__AIM__.
Your reply should be a single number: how many lines contain the string "type".

◆ ◆ ◆ ◆ ◆

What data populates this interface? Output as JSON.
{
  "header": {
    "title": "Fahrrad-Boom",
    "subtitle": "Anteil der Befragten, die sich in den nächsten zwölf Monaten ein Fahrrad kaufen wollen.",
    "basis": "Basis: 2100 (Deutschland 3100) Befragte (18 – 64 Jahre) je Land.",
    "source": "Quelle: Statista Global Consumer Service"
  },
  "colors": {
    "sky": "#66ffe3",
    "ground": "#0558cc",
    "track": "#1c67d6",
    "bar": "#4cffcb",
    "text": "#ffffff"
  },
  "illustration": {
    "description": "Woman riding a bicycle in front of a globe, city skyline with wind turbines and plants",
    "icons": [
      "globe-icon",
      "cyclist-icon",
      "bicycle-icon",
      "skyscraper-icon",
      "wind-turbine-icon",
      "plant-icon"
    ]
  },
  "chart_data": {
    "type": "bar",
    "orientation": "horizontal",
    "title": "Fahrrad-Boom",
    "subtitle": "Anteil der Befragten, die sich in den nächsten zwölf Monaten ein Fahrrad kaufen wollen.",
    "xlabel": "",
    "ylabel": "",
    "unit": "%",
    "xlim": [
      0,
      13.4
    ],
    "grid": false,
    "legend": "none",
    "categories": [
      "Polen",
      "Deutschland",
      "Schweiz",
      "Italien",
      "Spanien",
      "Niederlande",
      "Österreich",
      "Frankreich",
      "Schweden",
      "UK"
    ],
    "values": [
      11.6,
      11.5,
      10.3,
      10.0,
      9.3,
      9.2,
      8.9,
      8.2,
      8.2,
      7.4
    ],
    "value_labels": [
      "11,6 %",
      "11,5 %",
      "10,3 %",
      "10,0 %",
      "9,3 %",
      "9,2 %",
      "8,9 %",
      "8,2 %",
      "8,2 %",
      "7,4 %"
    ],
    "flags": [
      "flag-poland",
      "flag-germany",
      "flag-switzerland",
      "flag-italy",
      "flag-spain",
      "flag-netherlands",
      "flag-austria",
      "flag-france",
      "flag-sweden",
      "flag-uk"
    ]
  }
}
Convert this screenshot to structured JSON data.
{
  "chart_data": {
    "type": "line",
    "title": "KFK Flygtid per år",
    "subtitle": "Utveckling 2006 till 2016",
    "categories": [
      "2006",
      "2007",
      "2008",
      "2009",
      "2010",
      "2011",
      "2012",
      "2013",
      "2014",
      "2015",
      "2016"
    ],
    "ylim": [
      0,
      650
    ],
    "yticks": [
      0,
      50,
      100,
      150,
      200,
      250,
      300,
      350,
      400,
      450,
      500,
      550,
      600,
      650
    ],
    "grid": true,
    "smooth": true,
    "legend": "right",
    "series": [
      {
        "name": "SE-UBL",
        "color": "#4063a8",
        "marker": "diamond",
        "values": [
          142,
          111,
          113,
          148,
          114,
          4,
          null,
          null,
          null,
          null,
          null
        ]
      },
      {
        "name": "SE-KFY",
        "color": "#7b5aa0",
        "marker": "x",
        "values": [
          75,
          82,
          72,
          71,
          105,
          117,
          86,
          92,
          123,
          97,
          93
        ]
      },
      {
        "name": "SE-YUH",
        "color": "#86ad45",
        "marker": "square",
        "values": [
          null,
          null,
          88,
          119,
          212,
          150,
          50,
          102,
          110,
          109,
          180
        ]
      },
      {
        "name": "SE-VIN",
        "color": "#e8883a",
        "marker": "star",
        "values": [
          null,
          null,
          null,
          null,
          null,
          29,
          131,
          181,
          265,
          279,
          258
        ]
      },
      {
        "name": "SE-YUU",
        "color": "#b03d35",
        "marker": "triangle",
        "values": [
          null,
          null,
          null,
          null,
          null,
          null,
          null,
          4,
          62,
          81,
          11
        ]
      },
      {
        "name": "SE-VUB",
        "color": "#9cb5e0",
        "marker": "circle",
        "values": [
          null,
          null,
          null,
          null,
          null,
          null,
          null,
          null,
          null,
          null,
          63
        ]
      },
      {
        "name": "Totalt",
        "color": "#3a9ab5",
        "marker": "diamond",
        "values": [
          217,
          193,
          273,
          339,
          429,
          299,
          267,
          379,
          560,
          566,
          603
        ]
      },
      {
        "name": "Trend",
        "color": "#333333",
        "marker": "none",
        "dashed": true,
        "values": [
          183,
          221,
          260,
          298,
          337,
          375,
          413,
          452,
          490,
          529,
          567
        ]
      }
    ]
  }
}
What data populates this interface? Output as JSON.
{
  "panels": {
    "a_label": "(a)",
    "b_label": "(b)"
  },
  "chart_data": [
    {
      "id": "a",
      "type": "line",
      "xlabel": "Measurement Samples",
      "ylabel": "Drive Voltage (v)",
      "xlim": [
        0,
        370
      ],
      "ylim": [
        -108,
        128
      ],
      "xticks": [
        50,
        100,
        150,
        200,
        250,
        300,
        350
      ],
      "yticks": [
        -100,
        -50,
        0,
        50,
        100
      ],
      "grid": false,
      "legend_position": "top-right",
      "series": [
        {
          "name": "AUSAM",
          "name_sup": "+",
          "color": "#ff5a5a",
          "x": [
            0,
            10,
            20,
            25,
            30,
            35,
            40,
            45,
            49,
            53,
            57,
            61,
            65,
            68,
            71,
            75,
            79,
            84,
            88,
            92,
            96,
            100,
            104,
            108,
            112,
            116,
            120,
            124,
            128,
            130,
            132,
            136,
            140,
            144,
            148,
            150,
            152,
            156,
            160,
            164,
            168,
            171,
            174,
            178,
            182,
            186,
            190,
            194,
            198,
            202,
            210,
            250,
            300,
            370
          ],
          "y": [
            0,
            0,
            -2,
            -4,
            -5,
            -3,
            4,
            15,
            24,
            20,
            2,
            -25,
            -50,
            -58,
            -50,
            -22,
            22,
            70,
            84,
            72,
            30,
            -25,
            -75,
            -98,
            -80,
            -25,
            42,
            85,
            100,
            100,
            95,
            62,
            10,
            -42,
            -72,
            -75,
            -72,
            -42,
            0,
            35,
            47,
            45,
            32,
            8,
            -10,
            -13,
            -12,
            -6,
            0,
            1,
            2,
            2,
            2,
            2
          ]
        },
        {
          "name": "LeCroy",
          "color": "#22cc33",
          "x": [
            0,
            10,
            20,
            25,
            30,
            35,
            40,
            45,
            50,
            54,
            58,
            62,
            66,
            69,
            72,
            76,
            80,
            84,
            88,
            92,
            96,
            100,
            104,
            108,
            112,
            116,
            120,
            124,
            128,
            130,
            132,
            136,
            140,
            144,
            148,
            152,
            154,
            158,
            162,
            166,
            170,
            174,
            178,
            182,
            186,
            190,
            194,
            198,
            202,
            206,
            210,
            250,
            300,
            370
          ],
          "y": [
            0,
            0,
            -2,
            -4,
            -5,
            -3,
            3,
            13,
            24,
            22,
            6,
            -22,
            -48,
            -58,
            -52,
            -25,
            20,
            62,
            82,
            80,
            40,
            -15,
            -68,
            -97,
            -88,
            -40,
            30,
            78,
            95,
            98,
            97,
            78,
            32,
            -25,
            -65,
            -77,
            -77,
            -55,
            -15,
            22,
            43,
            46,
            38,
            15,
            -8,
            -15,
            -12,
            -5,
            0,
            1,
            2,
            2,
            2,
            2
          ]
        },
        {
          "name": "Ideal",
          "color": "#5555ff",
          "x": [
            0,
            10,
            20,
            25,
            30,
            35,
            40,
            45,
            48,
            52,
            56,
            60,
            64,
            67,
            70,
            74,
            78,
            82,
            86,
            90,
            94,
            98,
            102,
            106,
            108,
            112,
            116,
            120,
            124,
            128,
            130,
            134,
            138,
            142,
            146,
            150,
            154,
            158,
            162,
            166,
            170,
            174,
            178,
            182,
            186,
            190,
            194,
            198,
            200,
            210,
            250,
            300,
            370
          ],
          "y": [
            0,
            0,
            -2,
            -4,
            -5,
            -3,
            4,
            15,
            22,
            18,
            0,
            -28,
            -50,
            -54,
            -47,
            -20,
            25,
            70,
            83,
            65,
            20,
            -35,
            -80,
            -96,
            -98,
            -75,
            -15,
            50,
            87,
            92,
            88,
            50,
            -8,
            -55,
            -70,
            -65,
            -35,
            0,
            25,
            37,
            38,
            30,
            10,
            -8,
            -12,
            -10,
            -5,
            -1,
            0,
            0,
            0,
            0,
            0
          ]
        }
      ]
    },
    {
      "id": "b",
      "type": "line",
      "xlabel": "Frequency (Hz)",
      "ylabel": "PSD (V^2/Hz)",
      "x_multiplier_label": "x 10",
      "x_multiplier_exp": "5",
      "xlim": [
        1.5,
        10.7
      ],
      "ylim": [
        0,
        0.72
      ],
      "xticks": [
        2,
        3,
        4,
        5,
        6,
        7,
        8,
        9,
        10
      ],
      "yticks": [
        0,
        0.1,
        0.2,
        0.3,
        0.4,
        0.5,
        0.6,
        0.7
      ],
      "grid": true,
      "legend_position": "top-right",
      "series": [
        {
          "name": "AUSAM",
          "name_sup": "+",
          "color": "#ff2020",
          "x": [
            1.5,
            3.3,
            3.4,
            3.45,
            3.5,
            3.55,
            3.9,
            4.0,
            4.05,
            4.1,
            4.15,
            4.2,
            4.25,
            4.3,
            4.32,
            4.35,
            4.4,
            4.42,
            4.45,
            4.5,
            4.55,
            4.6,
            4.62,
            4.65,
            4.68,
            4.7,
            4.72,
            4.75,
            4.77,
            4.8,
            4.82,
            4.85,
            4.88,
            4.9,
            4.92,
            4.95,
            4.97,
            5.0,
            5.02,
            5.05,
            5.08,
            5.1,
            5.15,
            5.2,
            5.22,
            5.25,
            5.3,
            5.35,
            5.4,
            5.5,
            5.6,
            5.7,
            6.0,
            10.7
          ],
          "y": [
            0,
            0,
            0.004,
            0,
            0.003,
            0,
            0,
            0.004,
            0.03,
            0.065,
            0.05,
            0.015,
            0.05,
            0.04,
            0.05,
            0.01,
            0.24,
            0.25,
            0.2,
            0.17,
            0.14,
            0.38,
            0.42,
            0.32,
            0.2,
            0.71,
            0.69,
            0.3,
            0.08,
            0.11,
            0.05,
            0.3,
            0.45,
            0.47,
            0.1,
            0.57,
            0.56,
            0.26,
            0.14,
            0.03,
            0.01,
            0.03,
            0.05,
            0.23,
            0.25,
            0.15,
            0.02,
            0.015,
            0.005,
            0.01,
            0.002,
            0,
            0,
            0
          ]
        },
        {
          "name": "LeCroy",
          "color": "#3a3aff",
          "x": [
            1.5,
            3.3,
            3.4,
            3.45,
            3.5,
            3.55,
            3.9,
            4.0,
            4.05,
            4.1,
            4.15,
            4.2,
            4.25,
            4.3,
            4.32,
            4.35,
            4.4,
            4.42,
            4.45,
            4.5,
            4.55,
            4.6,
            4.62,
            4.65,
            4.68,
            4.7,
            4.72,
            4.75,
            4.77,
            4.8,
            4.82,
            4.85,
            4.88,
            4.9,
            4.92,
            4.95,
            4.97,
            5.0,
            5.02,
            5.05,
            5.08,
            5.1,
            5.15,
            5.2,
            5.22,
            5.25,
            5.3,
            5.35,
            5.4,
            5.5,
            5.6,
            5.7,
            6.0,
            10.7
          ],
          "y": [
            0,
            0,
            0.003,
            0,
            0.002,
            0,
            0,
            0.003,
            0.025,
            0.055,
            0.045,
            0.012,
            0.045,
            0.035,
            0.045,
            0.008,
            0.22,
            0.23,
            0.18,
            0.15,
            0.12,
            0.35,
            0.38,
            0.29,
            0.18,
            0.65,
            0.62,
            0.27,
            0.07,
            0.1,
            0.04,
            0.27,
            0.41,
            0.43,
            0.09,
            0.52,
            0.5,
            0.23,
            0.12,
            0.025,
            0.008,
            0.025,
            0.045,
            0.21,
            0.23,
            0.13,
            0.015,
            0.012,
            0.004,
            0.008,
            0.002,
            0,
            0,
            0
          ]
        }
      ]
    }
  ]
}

◆ ◆ ◆ ◆ ◆

__TASK OUTPUT__.
4